REQUIREMENT –
From the entries that follow, pick out all lines holding "errors".

begin PROVIDED RECORDS

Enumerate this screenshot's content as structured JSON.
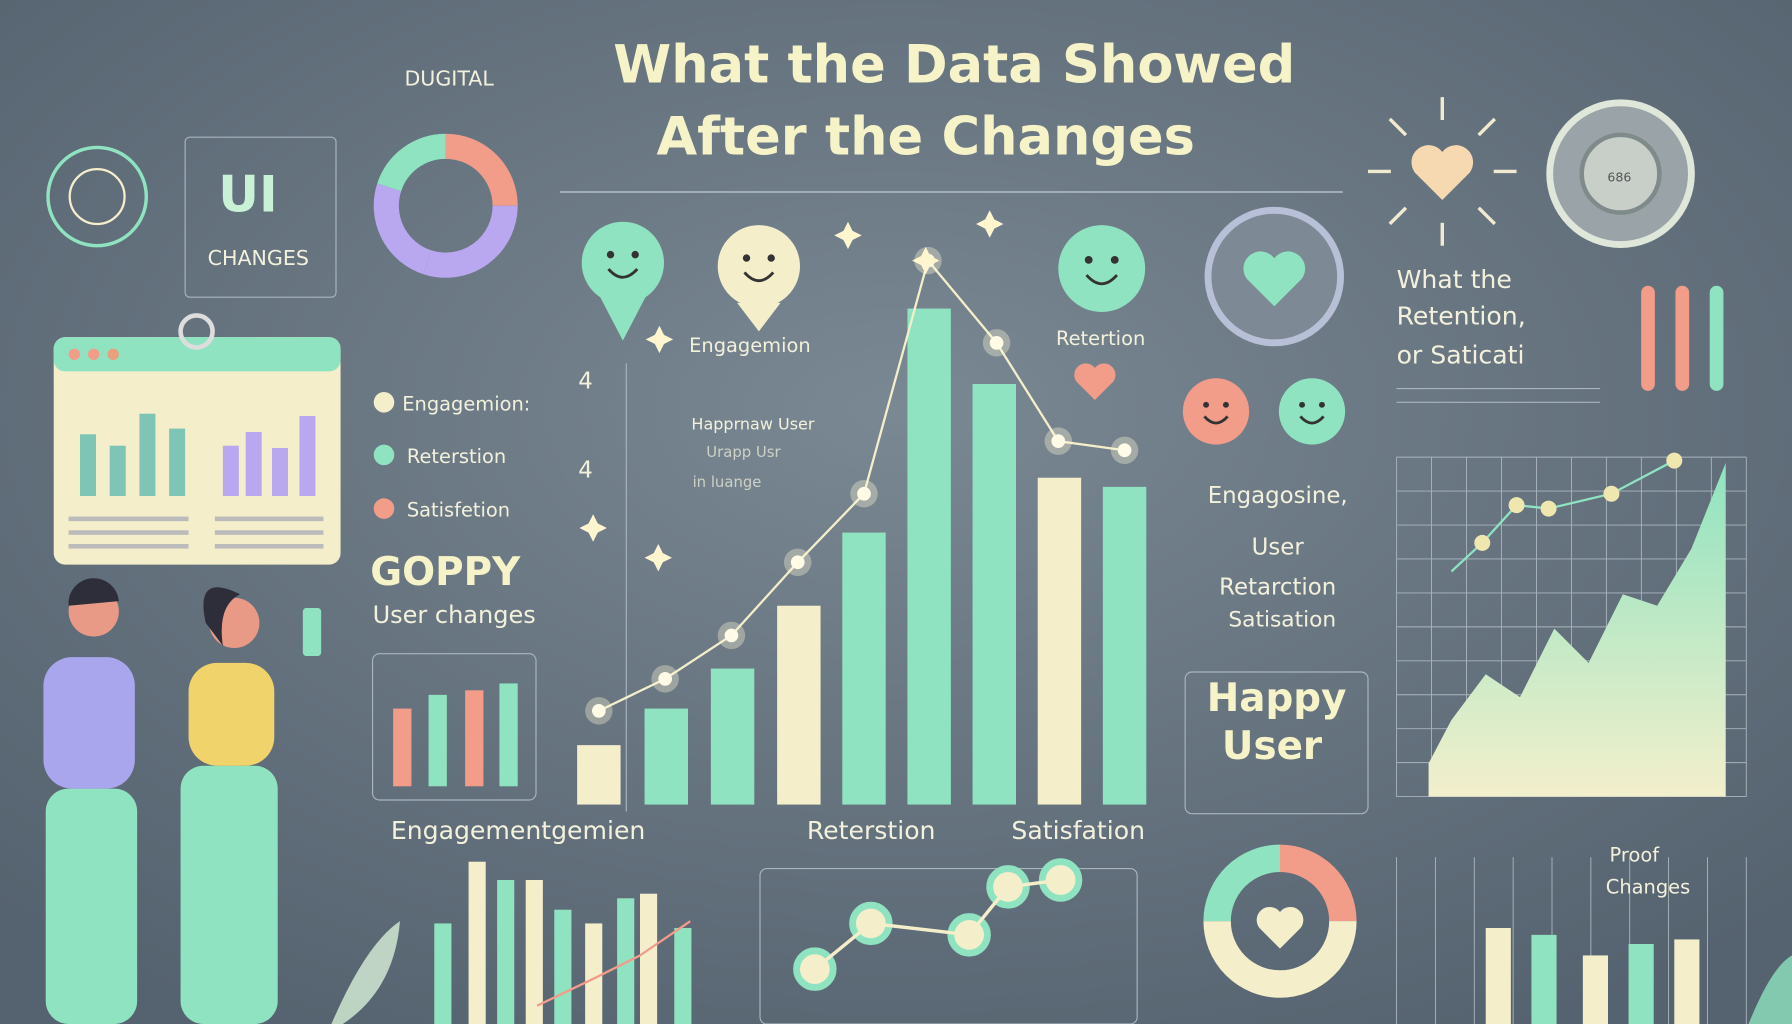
{
  "header": {
    "title_lines": [
      "What the Data Showed",
      "After the Changes"
    ],
    "tag": "DUGITAL"
  },
  "left_panel": {
    "ui": "UI",
    "changes": "CHANGES",
    "legend": [
      "Engagemion:",
      "Reterstion",
      "Satisfetion"
    ],
    "headline": "GOPPY",
    "subline": "User changes"
  },
  "center_chart": {
    "labels": [
      "Engagemion",
      "Retertion"
    ],
    "axis_marks": [
      "4",
      "4"
    ],
    "note_lines": [
      "Happrnaw User",
      "Urapp Usr",
      "in luange"
    ]
  },
  "right_panel": {
    "heading_lines": [
      "What the",
      "Retention,",
      "or Saticati"
    ],
    "list_lines": [
      "Engagosine,",
      "User",
      "Retarction",
      "Satisation"
    ],
    "happy_lines": [
      "Happy",
      "User"
    ],
    "badge": "686",
    "proof_lines": [
      "Proof",
      "Changes"
    ]
  },
  "bottom_legend": [
    "Engagementgemien",
    "Reterstion",
    "Satisfation"
  ]
}
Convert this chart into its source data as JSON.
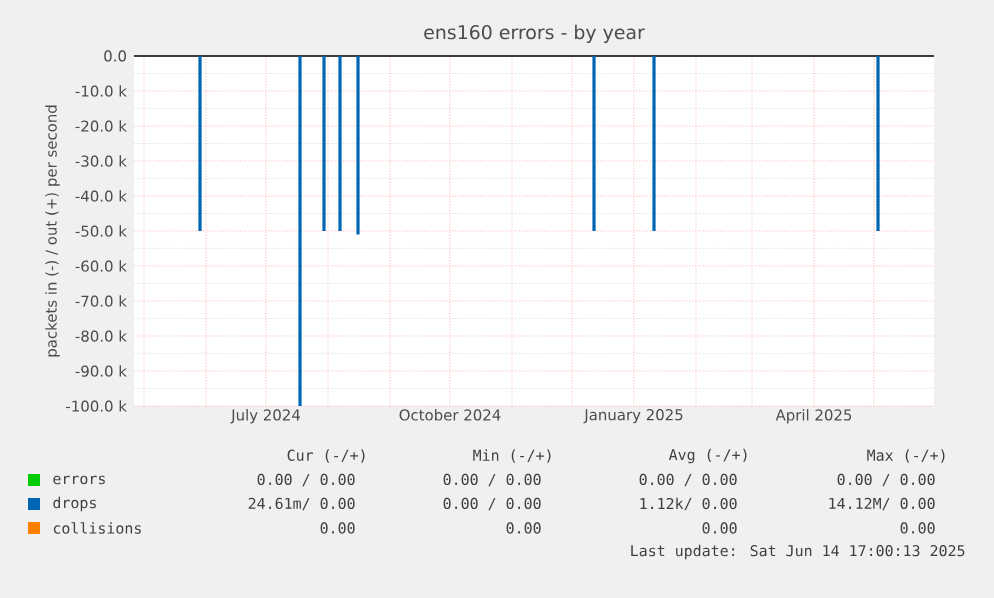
{
  "chart_data": {
    "type": "bar",
    "title": "ens160 errors - by year",
    "ylabel": "packets in (-) / out (+) per second",
    "xlim": [
      "2024-04-26",
      "2025-05-31"
    ],
    "ylim": [
      -100000,
      0
    ],
    "xticks": [
      {
        "value": "2024-05-01",
        "label": null
      },
      {
        "value": "2024-06-01",
        "label": null
      },
      {
        "value": "2024-07-01",
        "label": "July 2024"
      },
      {
        "value": "2024-08-01",
        "label": null
      },
      {
        "value": "2024-09-01",
        "label": null
      },
      {
        "value": "2024-10-01",
        "label": "October 2024"
      },
      {
        "value": "2024-11-01",
        "label": null
      },
      {
        "value": "2024-12-01",
        "label": null
      },
      {
        "value": "2025-01-01",
        "label": "January 2025"
      },
      {
        "value": "2025-02-01",
        "label": null
      },
      {
        "value": "2025-03-01",
        "label": null
      },
      {
        "value": "2025-04-01",
        "label": "April 2025"
      },
      {
        "value": "2025-05-01",
        "label": null
      }
    ],
    "yticks": [
      {
        "value": 0,
        "label": "0.0"
      },
      {
        "value": -10000,
        "label": "-10.0 k"
      },
      {
        "value": -20000,
        "label": "-20.0 k"
      },
      {
        "value": -30000,
        "label": "-30.0 k"
      },
      {
        "value": -40000,
        "label": "-40.0 k"
      },
      {
        "value": -50000,
        "label": "-50.0 k"
      },
      {
        "value": -60000,
        "label": "-60.0 k"
      },
      {
        "value": -70000,
        "label": "-70.0 k"
      },
      {
        "value": -80000,
        "label": "-80.0 k"
      },
      {
        "value": -90000,
        "label": "-90.0 k"
      },
      {
        "value": -100000,
        "label": "-100.0 k"
      }
    ],
    "grid": true,
    "legend": "bottom",
    "series": [
      {
        "name": "errors",
        "color": "#00cc00"
      },
      {
        "name": "drops",
        "color": "#0066b3",
        "x": [
          "2024-05-29",
          "2024-07-18",
          "2024-07-30",
          "2024-08-07",
          "2024-08-16",
          "2024-12-12",
          "2025-01-11",
          "2025-05-03"
        ],
        "values": [
          -50000,
          -100000,
          -50000,
          -50000,
          -51000,
          -50000,
          -50000,
          -50000
        ]
      },
      {
        "name": "collisions",
        "color": "#ff8000"
      }
    ],
    "ref_lines": [
      {
        "axis": "y",
        "value": 0,
        "color": "#000000"
      }
    ],
    "annotations": [
      "Cur (-/+)",
      "Min (-/+)",
      "Avg (-/+)",
      "Max (-/+)",
      "0.00 /  0.00",
      "0.00 /  0.00",
      "0.00 /  0.00",
      "0.00 /  0.00",
      "24.61m/  0.00",
      "0.00 /  0.00",
      "1.12k/  0.00",
      "14.12M/  0.00",
      "0.00",
      "0.00",
      "0.00",
      "0.00",
      "Last update: Sat Jun 14 17:00:13 2025"
    ]
  }
}
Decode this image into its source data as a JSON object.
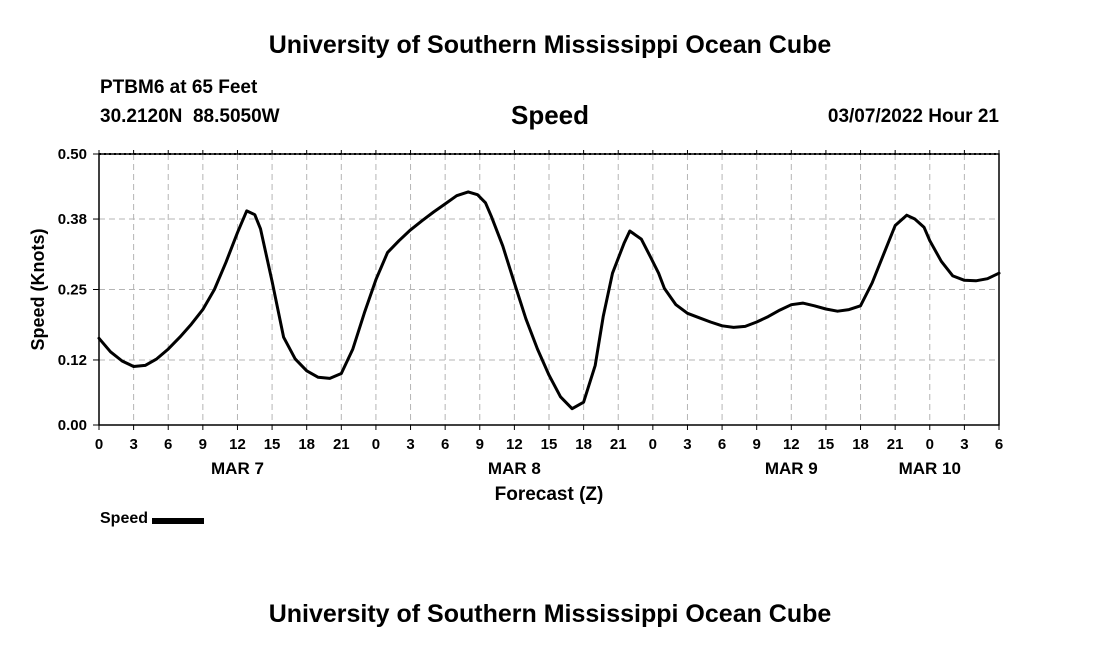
{
  "header": {
    "title": "University of Southern Mississippi Ocean Cube",
    "station": "PTBM6 at 65 Feet",
    "latitude": "30.2120N",
    "longitude": "88.5050W",
    "variable": "Speed",
    "datetime": "03/07/2022 Hour 21"
  },
  "footer": {
    "title": "University of Southern Mississippi Ocean Cube"
  },
  "legend": {
    "label": "Speed",
    "color": "#000000"
  },
  "chart_data": {
    "type": "line",
    "title": "Speed",
    "xlabel": "Forecast (Z)",
    "ylabel": "Speed (Knots)",
    "xlim": [
      0,
      78
    ],
    "ylim": [
      0,
      0.5
    ],
    "grid": true,
    "yticks": [
      0.0,
      0.12,
      0.25,
      0.38,
      0.5
    ],
    "ytick_labels": [
      "0.00",
      "0.12",
      "0.25",
      "0.38",
      "0.50"
    ],
    "xtick_labels": [
      "0",
      "3",
      "6",
      "9",
      "12",
      "15",
      "18",
      "21",
      "0",
      "3",
      "6",
      "9",
      "12",
      "15",
      "18",
      "21",
      "0",
      "3",
      "6",
      "9",
      "12",
      "15",
      "18",
      "21",
      "0",
      "3",
      "6"
    ],
    "date_labels": [
      {
        "label": "MAR 7",
        "at_hour": 12
      },
      {
        "label": "MAR 8",
        "at_hour": 36
      },
      {
        "label": "MAR 9",
        "at_hour": 60
      },
      {
        "label": "MAR 10",
        "at_hour": 72
      }
    ],
    "series": [
      {
        "name": "Speed",
        "color": "#000000",
        "x": [
          0,
          1,
          2,
          3,
          4,
          5,
          6,
          7,
          8,
          9,
          10,
          11,
          12,
          12.8,
          13.5,
          14,
          15,
          16,
          17,
          18,
          19,
          20,
          21,
          22,
          23,
          24,
          25,
          26,
          27,
          28,
          29,
          30,
          31,
          32,
          32.8,
          33.5,
          34,
          35,
          36,
          37,
          38,
          39,
          40,
          41,
          42,
          43,
          43.7,
          44.5,
          45.5,
          46,
          47,
          47.8,
          48.5,
          49,
          50,
          51,
          52,
          53,
          54,
          55,
          56,
          57,
          58,
          59,
          60,
          61,
          62,
          63,
          64,
          65,
          66,
          67,
          68,
          69,
          70,
          70.7,
          71.5,
          72,
          73,
          74,
          75,
          76,
          77,
          78
        ],
        "values": [
          0.16,
          0.135,
          0.118,
          0.108,
          0.11,
          0.122,
          0.14,
          0.162,
          0.186,
          0.213,
          0.25,
          0.3,
          0.355,
          0.395,
          0.388,
          0.362,
          0.265,
          0.162,
          0.122,
          0.1,
          0.088,
          0.086,
          0.095,
          0.14,
          0.207,
          0.268,
          0.318,
          0.34,
          0.36,
          0.377,
          0.393,
          0.408,
          0.423,
          0.43,
          0.425,
          0.41,
          0.385,
          0.33,
          0.262,
          0.196,
          0.14,
          0.092,
          0.052,
          0.03,
          0.042,
          0.11,
          0.2,
          0.28,
          0.335,
          0.358,
          0.343,
          0.31,
          0.28,
          0.252,
          0.222,
          0.206,
          0.198,
          0.19,
          0.183,
          0.18,
          0.182,
          0.19,
          0.2,
          0.212,
          0.222,
          0.225,
          0.22,
          0.214,
          0.21,
          0.213,
          0.22,
          0.262,
          0.315,
          0.368,
          0.387,
          0.38,
          0.365,
          0.34,
          0.302,
          0.275,
          0.267,
          0.266,
          0.27,
          0.28
        ]
      }
    ]
  }
}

end PROVIDED RECORDS

REPLY TO THE EXERCISE –
    "title": "ens160 errors - by year",
        "name": "errors",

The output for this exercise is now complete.